EXERCISE.
Without changing a character, return the entries, but not the images they hold.

DATASET.
════════════════

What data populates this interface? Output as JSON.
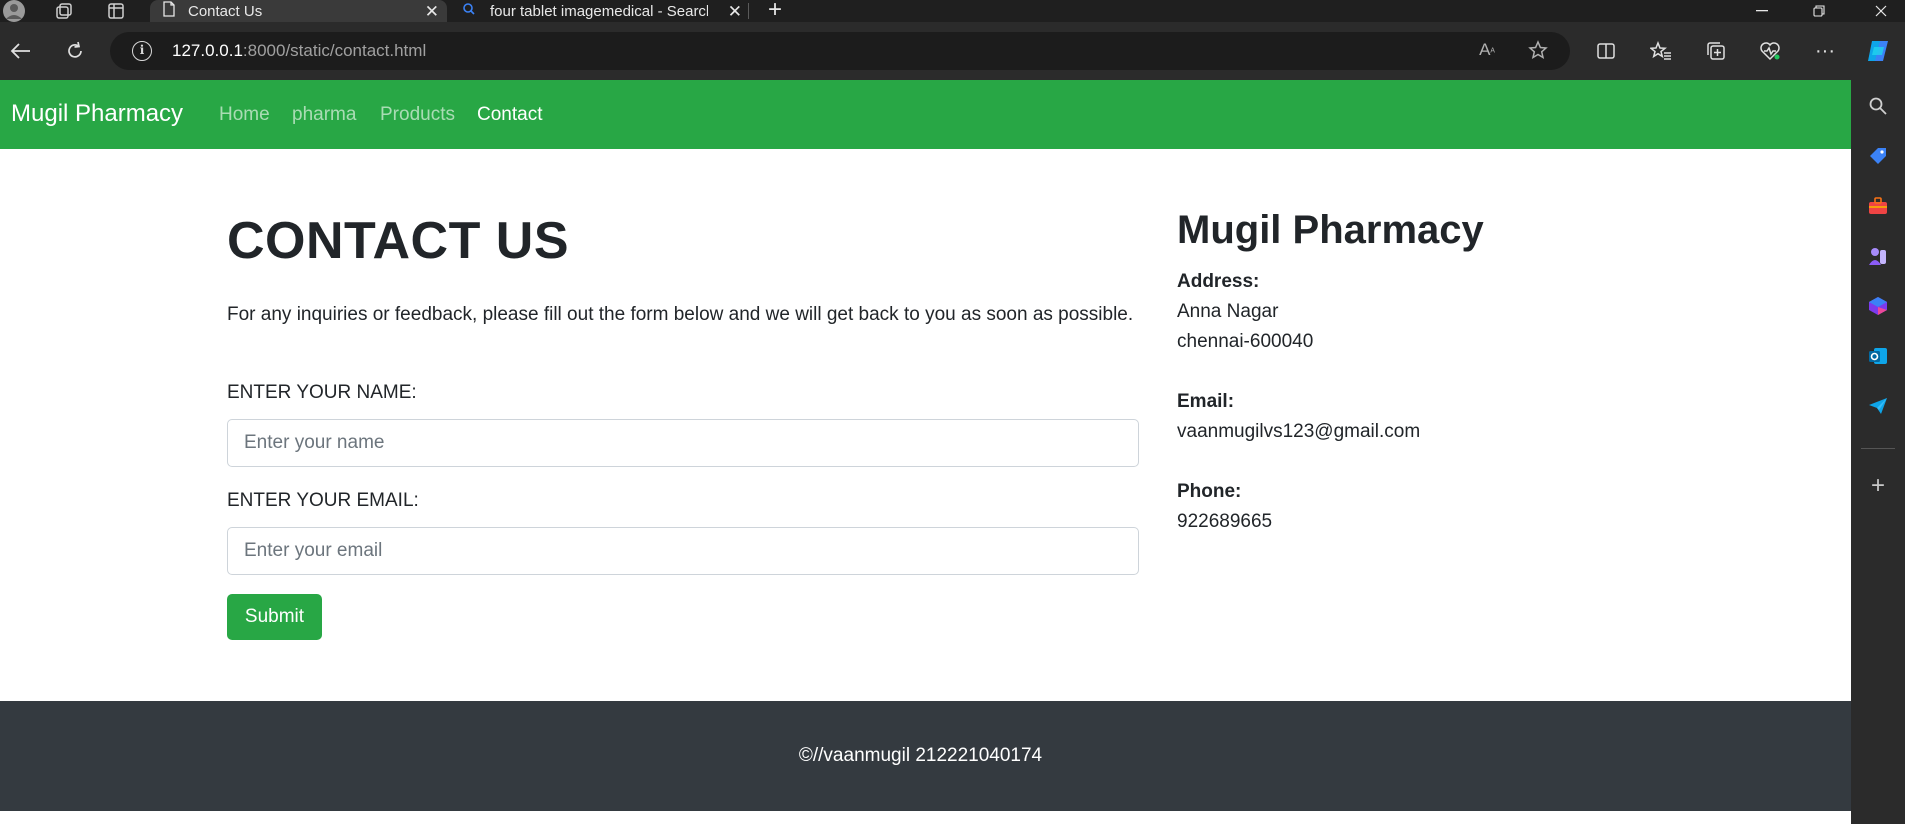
{
  "browser": {
    "tabs": [
      {
        "title": "Contact Us",
        "active": true
      },
      {
        "title": "four tablet imagemedical - Search",
        "active": false
      }
    ],
    "url": {
      "host": "127.0.0.1",
      "rest": ":8000/static/contact.html"
    }
  },
  "nav": {
    "brand": "Mugil Pharmacy",
    "links": [
      "Home",
      "pharma",
      "Products",
      "Contact"
    ],
    "active_link": "Contact"
  },
  "contact": {
    "heading": "CONTACT US",
    "intro": "For any inquiries or feedback, please fill out the form below and we will get back to you as soon as possible.",
    "name_label": "ENTER YOUR NAME:",
    "name_placeholder": "Enter your name",
    "email_label": "ENTER YOUR EMAIL:",
    "email_placeholder": "Enter your email",
    "submit_label": "Submit"
  },
  "info": {
    "title": "Mugil Pharmacy",
    "address_label": "Address:",
    "address_lines": [
      "Anna Nagar",
      "chennai-600040"
    ],
    "email_label": "Email:",
    "email": "vaanmugilvs123@gmail.com",
    "phone_label": "Phone:",
    "phone": "922689665"
  },
  "footer": {
    "text": "©//vaanmugil 212221040174"
  },
  "colors": {
    "brand_green": "#28a745",
    "footer_dark": "#343a40",
    "text": "#212529"
  },
  "icons": [
    "profile-icon",
    "workspaces-icon",
    "tab-actions-icon",
    "page-icon",
    "search-icon",
    "close-icon",
    "new-tab-icon",
    "back-icon",
    "refresh-icon",
    "info-icon",
    "read-aloud-icon",
    "favorite-star-icon",
    "split-screen-icon",
    "favorites-icon",
    "collections-icon",
    "browser-essentials-icon",
    "more-icon",
    "copilot-icon",
    "sidebar-search-icon",
    "shopping-icon",
    "tools-icon",
    "games-icon",
    "microsoft-365-icon",
    "outlook-icon",
    "drop-icon",
    "add-icon"
  ]
}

════════════════

RESULT OF THE TASK.
What data populates this interface? Output as JSON.
{
  "browser": {
    "tabs": [
      {
        "title": "Contact Us",
        "active": true
      },
      {
        "title": "four tablet imagemedical - Search",
        "active": false
      }
    ],
    "url": {
      "host": "127.0.0.1",
      "rest": ":8000/static/contact.html"
    }
  },
  "nav": {
    "brand": "Mugil Pharmacy",
    "links": [
      "Home",
      "pharma",
      "Products",
      "Contact"
    ],
    "active_link": "Contact"
  },
  "contact": {
    "heading": "CONTACT US",
    "intro": "For any inquiries or feedback, please fill out the form below and we will get back to you as soon as possible.",
    "name_label": "ENTER YOUR NAME:",
    "name_placeholder": "Enter your name",
    "email_label": "ENTER YOUR EMAIL:",
    "email_placeholder": "Enter your email",
    "submit_label": "Submit"
  },
  "info": {
    "title": "Mugil Pharmacy",
    "address_label": "Address:",
    "address_lines": [
      "Anna Nagar",
      "chennai-600040"
    ],
    "email_label": "Email:",
    "email": "vaanmugilvs123@gmail.com",
    "phone_label": "Phone:",
    "phone": "922689665"
  },
  "footer": {
    "text": "©//vaanmugil 212221040174"
  },
  "colors": {
    "brand_green": "#28a745",
    "footer_dark": "#343a40",
    "text": "#212529"
  },
  "icons": [
    "profile-icon",
    "workspaces-icon",
    "tab-actions-icon",
    "page-icon",
    "search-icon",
    "close-icon",
    "new-tab-icon",
    "back-icon",
    "refresh-icon",
    "info-icon",
    "read-aloud-icon",
    "favorite-star-icon",
    "split-screen-icon",
    "favorites-icon",
    "collections-icon",
    "browser-essentials-icon",
    "more-icon",
    "copilot-icon",
    "sidebar-search-icon",
    "shopping-icon",
    "tools-icon",
    "games-icon",
    "microsoft-365-icon",
    "outlook-icon",
    "drop-icon",
    "add-icon"
  ]
}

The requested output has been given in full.